**PROBLEM DETAILS**
Copy out every record precisely.

---- DATASET CONTENT

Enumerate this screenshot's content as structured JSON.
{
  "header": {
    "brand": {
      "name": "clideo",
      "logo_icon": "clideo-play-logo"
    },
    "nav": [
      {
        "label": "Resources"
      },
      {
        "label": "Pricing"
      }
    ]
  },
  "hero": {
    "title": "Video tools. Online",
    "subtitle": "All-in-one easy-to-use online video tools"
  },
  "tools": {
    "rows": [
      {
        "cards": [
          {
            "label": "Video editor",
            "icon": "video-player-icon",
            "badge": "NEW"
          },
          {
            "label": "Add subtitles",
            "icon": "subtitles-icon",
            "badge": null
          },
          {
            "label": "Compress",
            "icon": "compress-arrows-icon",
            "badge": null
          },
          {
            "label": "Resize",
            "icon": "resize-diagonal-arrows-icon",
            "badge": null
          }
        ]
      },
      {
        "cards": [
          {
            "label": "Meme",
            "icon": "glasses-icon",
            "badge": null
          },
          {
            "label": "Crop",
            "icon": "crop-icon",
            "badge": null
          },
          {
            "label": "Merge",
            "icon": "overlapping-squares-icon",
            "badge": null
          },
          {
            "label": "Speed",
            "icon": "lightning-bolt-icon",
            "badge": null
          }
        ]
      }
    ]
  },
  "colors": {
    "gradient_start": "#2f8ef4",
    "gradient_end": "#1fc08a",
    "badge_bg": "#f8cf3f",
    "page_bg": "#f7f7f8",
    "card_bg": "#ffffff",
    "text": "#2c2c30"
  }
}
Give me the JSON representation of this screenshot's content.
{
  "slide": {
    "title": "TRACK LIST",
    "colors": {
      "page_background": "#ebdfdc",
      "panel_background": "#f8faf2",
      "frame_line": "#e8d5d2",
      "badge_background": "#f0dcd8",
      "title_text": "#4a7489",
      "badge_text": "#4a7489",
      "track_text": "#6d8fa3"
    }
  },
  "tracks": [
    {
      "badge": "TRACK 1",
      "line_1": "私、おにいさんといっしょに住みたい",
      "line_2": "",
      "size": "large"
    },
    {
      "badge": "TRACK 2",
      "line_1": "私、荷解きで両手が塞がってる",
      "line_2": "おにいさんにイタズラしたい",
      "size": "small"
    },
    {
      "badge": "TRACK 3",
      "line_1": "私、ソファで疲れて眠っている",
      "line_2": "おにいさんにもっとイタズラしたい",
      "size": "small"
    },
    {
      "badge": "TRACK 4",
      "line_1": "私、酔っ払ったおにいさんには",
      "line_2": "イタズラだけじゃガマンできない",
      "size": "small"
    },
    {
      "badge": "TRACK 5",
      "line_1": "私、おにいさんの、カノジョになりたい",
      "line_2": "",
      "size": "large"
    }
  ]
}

--------

**TASK OUTPUT**
Enumerate this screenshot's content as structured JSON.
{
  "header": {
    "brand": {
      "name": "clideo",
      "logo_icon": "clideo-play-logo"
    },
    "nav": [
      {
        "label": "Resources"
      },
      {
        "label": "Pricing"
      }
    ]
  },
  "hero": {
    "title": "Video tools. Online",
    "subtitle": "All-in-one easy-to-use online video tools"
  },
  "tools": {
    "rows": [
      {
        "cards": [
          {
            "label": "Video editor",
            "icon": "video-player-icon",
            "badge": "NEW"
          },
          {
            "label": "Add subtitles",
            "icon": "subtitles-icon",
            "badge": null
          },
          {
            "label": "Compress",
            "icon": "compress-arrows-icon",
            "badge": null
          },
          {
            "label": "Resize",
            "icon": "resize-diagonal-arrows-icon",
            "badge": null
          }
        ]
      },
      {
        "cards": [
          {
            "label": "Meme",
            "icon": "glasses-icon",
            "badge": null
          },
          {
            "label": "Crop",
            "icon": "crop-icon",
            "badge": null
          },
          {
            "label": "Merge",
            "icon": "overlapping-squares-icon",
            "badge": null
          },
          {
            "label": "Speed",
            "icon": "lightning-bolt-icon",
            "badge": null
          }
        ]
      }
    ]
  },
  "colors": {
    "gradient_start": "#2f8ef4",
    "gradient_end": "#1fc08a",
    "badge_bg": "#f8cf3f",
    "page_bg": "#f7f7f8",
    "card_bg": "#ffffff",
    "text": "#2c2c30"
  }
}
Give me the JSON representation of this screenshot's content.
{
  "slide": {
    "title": "TRACK LIST",
    "colors": {
      "page_background": "#ebdfdc",
      "panel_background": "#f8faf2",
      "frame_line": "#e8d5d2",
      "badge_background": "#f0dcd8",
      "title_text": "#4a7489",
      "badge_text": "#4a7489",
      "track_text": "#6d8fa3"
    }
  },
  "tracks": [
    {
      "badge": "TRACK 1",
      "line_1": "私、おにいさんといっしょに住みたい",
      "line_2": "",
      "size": "large"
    },
    {
      "badge": "TRACK 2",
      "line_1": "私、荷解きで両手が塞がってる",
      "line_2": "おにいさんにイタズラしたい",
      "size": "small"
    },
    {
      "badge": "TRACK 3",
      "line_1": "私、ソファで疲れて眠っている",
      "line_2": "おにいさんにもっとイタズラしたい",
      "size": "small"
    },
    {
      "badge": "TRACK 4",
      "line_1": "私、酔っ払ったおにいさんには",
      "line_2": "イタズラだけじゃガマンできない",
      "size": "small"
    },
    {
      "badge": "TRACK 5",
      "line_1": "私、おにいさんの、カノジョになりたい",
      "line_2": "",
      "size": "large"
    }
  ]
}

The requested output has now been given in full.